━━ TEXTE FOURNI ━━

Gala du ballet belge
La Belgique devait trouver place dans la ronde des ballets qui se nouera pendant six mois sur le plateau du Heysel. C’est pourquoi un ‘Gala du ballet belge’ a réuni en un seul spectacle au Grand Auditorium, le ballet du Théâtre royal de la Monnaie et celui de l’Opéra royal flamand d’Anvers.
Le programme nous a permis de revoir les Bals de Paris, une production chorégraphique de dix tableaux qui avait été créée sur le plateau de la Monnaie le 17 novembre 1954. On a dit, à l’époque, les mérites de ces esquisses dansées où Jean-Jacques Etchevery s’est inspiré de lithographies reproduisant les dessins satiriques des meilleurs caricaturistes du XIXe siècle, tels que Gavarni, Grandville et Henri Monnier.
On sait comment onze compositeurs de chez nous ont collaboré à cette chronique de la vie parisienne dont les illustrations – extrêmement pittoresques – étaient commentées par les lyrics de Gilles Vandée (André Burgaud), les rôles chantés étant tenus par Mme Ysel Poliart et par son compère M. Michel Trempont. Les décors et les costumes rajeunis, pour la circonstance, ont fait merveille, et il est juste d’associer au succès des artistes de la danse, du chorégraphe (Jean-Jacques Etchevery), du chef d’orchestre (René Defossez) les noms de Suzanne Fabry, d’Edmond Delescluze et de Roger Broe, qui ont donné à cette ingénieuse reconstitution tout son éclat coloré.
Le ‘Bal blanc’ a trouvé en Francis de Bourguignon un orchestrateur sensible et Jeanine Berdel a prêté toute sa grâce à la jeune fille qui reçoit ses petites amies.
Pour le ‘Bal de barrière’ de Léon Jongen, Jean-Jacques Etchevery a déployé une mise en scène particulièrement suggestive. Le climat d’un tapis-franc nous est restitué avec une singulière véracité tandis qu’évoluent les personnages d’ Eugène Sue campés avec beaucoup de conviction par Dolorès Laga, André Leclair et par leurs camarades.
Paulette Kellen a su éviter tout vulgarité dans le rôle délicat de la Lorette dont les aventures galantes avaient été confiées à Gaston Brenta. Mario Ohn y fut un ‘Valet de table’ burlesque.

━━━
━━ DONNÉES FOURNIES ━━

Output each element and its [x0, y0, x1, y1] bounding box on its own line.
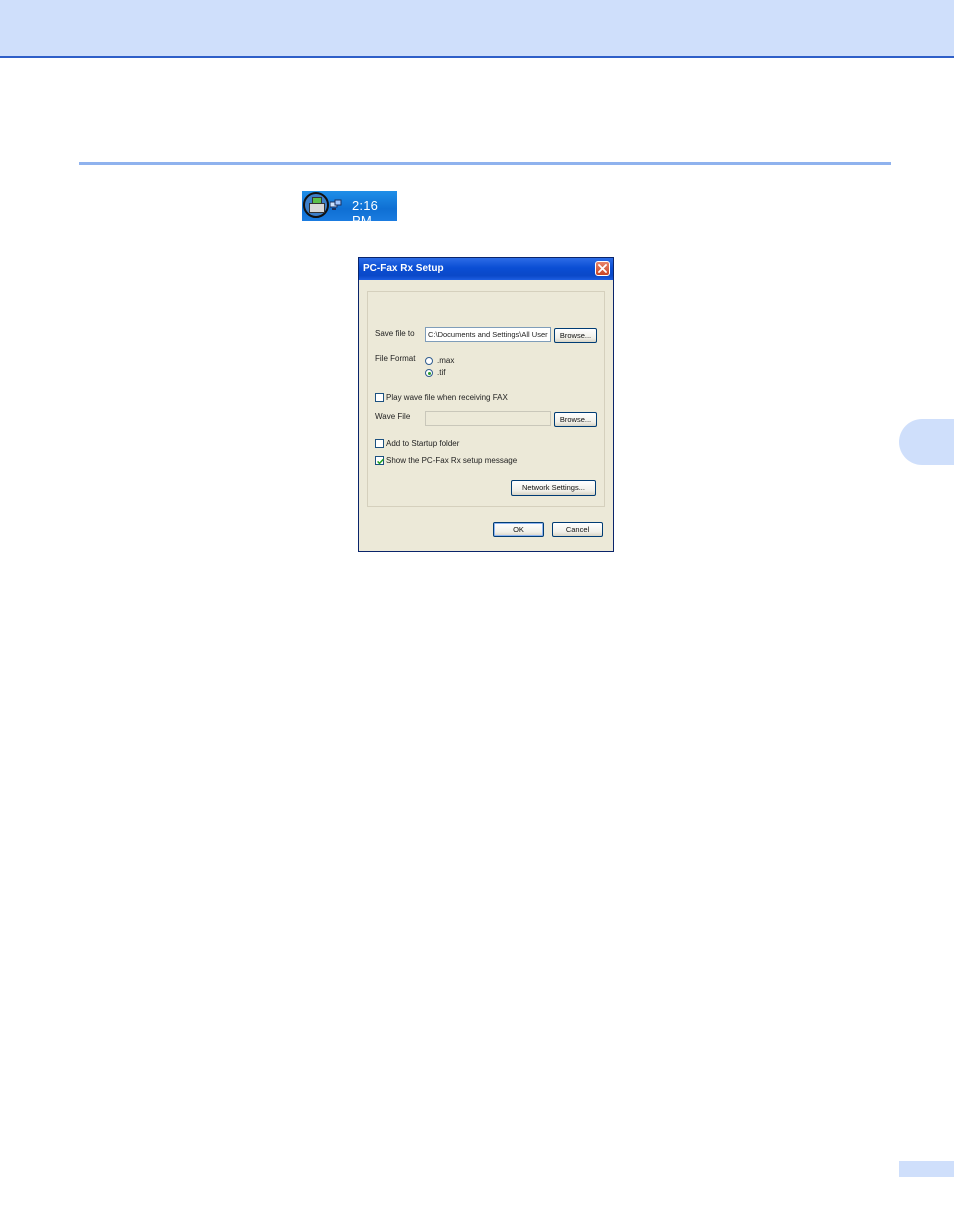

━━━

À FAIRE:
1. D'après le texte sur le Gala du ballet belge, pourquoi ce gala a-t-il été organisé ? Répondez en une à trois phrases.
2. Poursuivez le texte sur le Gala du ballet belge après sa dernière phrase.

RÉPONSES:
1. La Belgique devait trouver sa place dans la ronde des ballets prévue pendant six mois sur le plateau du Heysel. C'est pourquoi ce gala a réuni en un seul spectacle, au Grand Auditorium, le ballet du Théâtre royal de la Monnaie et celui de l'Opéra royal flamand d'Anvers.

2.
Triomphe de la mise en scène ensuite dans le ‘Bal de l’Opéra’ où la musique de Pierre Moulaert a entraîné irrésistiblement une farandole de travestis et de masques menée par Jacques Sausin. On a tenu à applaudir ici la virtuosité de Dolorès Laga que fera, par contraste, une surprenante composition dans le ‘Bal chez la portière’ de Raymond Chevreuille aux côtés de Louise Labens et d’autres ‘locataires’.
Il faudrait dire encore comment Victor Legley est passé du grouillant au sentimental dans le ‘Bal des halles’ et comment Jean Absil a conçu un bal élégant vers 1850, tandis que Pierre Froidebise recourait à un essai de musique prudhommesque pour le ‘Bal chez le voisin’, une pantomime où Jean De Cock n’a pas, comme dans les numéros précédents, l’occasion de montrer son savoir-faire.
Le bal final, celui des Ambassadeurs, a été enlevé avec brio par toute la troupe, le cancan très personnel de Jacques Stehman permettant de clôturer sur une note résolument allègre cette incursion dans les plaisirs saltatoires d’un autre âge.
Faute de ne pouvoir citer encore les coryphées et tous les artistes du corps de ballet, rendons un hommage collectif à la troupe entière qui s’est montrée dynamique, enjouée, impeccable dans des mouvements d’ensemble malaisés à régler.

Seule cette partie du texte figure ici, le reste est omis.